(Data entries for graphics)
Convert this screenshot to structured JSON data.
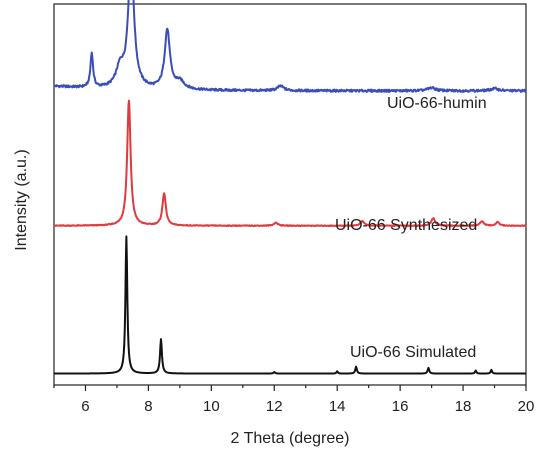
{
  "chart_data": {
    "type": "line",
    "title": "",
    "xlabel": "2 Theta (degree)",
    "ylabel": "Intensity (a.u.)",
    "xlim": [
      5,
      20
    ],
    "x_ticks": [
      "6",
      "8",
      "10",
      "12",
      "14",
      "16",
      "18",
      "20"
    ],
    "y_ticks": "none",
    "grid": false,
    "legend": "none (series labeled inline)",
    "series": [
      {
        "name": "UiO-66-humin",
        "color": "#3a4eb8",
        "baseline": 0.772,
        "peaks": [
          {
            "x": 6.2,
            "h": 0.09,
            "w": 0.1
          },
          {
            "x": 7.1,
            "h": 0.05,
            "w": 0.3
          },
          {
            "x": 7.45,
            "h": 0.34,
            "w": 0.22
          },
          {
            "x": 8.6,
            "h": 0.155,
            "w": 0.2
          },
          {
            "x": 9.0,
            "h": 0.02,
            "w": 0.35
          },
          {
            "x": 12.2,
            "h": 0.012,
            "w": 0.25
          },
          {
            "x": 17.0,
            "h": 0.008,
            "w": 0.3
          },
          {
            "x": 19.0,
            "h": 0.006,
            "w": 0.3
          }
        ]
      },
      {
        "name": "UiO-66 Synthesized",
        "color": "#e03a3e",
        "baseline": 0.418,
        "peaks": [
          {
            "x": 7.38,
            "h": 0.33,
            "w": 0.13
          },
          {
            "x": 8.5,
            "h": 0.085,
            "w": 0.13
          },
          {
            "x": 12.05,
            "h": 0.008,
            "w": 0.15
          },
          {
            "x": 14.8,
            "h": 0.012,
            "w": 0.15
          },
          {
            "x": 17.05,
            "h": 0.02,
            "w": 0.14
          },
          {
            "x": 18.6,
            "h": 0.012,
            "w": 0.14
          },
          {
            "x": 19.1,
            "h": 0.01,
            "w": 0.12
          }
        ]
      },
      {
        "name": "UiO-66 Simulated",
        "color": "#111111",
        "baseline": 0.03,
        "peaks": [
          {
            "x": 7.3,
            "h": 0.36,
            "w": 0.07
          },
          {
            "x": 8.4,
            "h": 0.09,
            "w": 0.07
          },
          {
            "x": 12.0,
            "h": 0.004,
            "w": 0.06
          },
          {
            "x": 14.0,
            "h": 0.006,
            "w": 0.05
          },
          {
            "x": 14.6,
            "h": 0.018,
            "w": 0.06
          },
          {
            "x": 16.9,
            "h": 0.015,
            "w": 0.06
          },
          {
            "x": 18.4,
            "h": 0.008,
            "w": 0.05
          },
          {
            "x": 18.9,
            "h": 0.01,
            "w": 0.05
          }
        ]
      }
    ]
  }
}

— TASK TO COMPLETE —
Give every record again exactly, apart from the pictures, which stay out.

— FINAL RESULT —
Convert this screenshot to structured JSON data.
{
  "chart_data": {
    "type": "line",
    "title": "",
    "xlabel": "2 Theta (degree)",
    "ylabel": "Intensity (a.u.)",
    "xlim": [
      5,
      20
    ],
    "x_ticks": [
      "6",
      "8",
      "10",
      "12",
      "14",
      "16",
      "18",
      "20"
    ],
    "y_ticks": "none",
    "grid": false,
    "legend": "none (series labeled inline)",
    "series": [
      {
        "name": "UiO-66-humin",
        "color": "#3a4eb8",
        "baseline": 0.772,
        "peaks": [
          {
            "x": 6.2,
            "h": 0.09,
            "w": 0.1
          },
          {
            "x": 7.1,
            "h": 0.05,
            "w": 0.3
          },
          {
            "x": 7.45,
            "h": 0.34,
            "w": 0.22
          },
          {
            "x": 8.6,
            "h": 0.155,
            "w": 0.2
          },
          {
            "x": 9.0,
            "h": 0.02,
            "w": 0.35
          },
          {
            "x": 12.2,
            "h": 0.012,
            "w": 0.25
          },
          {
            "x": 17.0,
            "h": 0.008,
            "w": 0.3
          },
          {
            "x": 19.0,
            "h": 0.006,
            "w": 0.3
          }
        ]
      },
      {
        "name": "UiO-66 Synthesized",
        "color": "#e03a3e",
        "baseline": 0.418,
        "peaks": [
          {
            "x": 7.38,
            "h": 0.33,
            "w": 0.13
          },
          {
            "x": 8.5,
            "h": 0.085,
            "w": 0.13
          },
          {
            "x": 12.05,
            "h": 0.008,
            "w": 0.15
          },
          {
            "x": 14.8,
            "h": 0.012,
            "w": 0.15
          },
          {
            "x": 17.05,
            "h": 0.02,
            "w": 0.14
          },
          {
            "x": 18.6,
            "h": 0.012,
            "w": 0.14
          },
          {
            "x": 19.1,
            "h": 0.01,
            "w": 0.12
          }
        ]
      },
      {
        "name": "UiO-66 Simulated",
        "color": "#111111",
        "baseline": 0.03,
        "peaks": [
          {
            "x": 7.3,
            "h": 0.36,
            "w": 0.07
          },
          {
            "x": 8.4,
            "h": 0.09,
            "w": 0.07
          },
          {
            "x": 12.0,
            "h": 0.004,
            "w": 0.06
          },
          {
            "x": 14.0,
            "h": 0.006,
            "w": 0.05
          },
          {
            "x": 14.6,
            "h": 0.018,
            "w": 0.06
          },
          {
            "x": 16.9,
            "h": 0.015,
            "w": 0.06
          },
          {
            "x": 18.4,
            "h": 0.008,
            "w": 0.05
          },
          {
            "x": 18.9,
            "h": 0.01,
            "w": 0.05
          }
        ]
      }
    ]
  }
}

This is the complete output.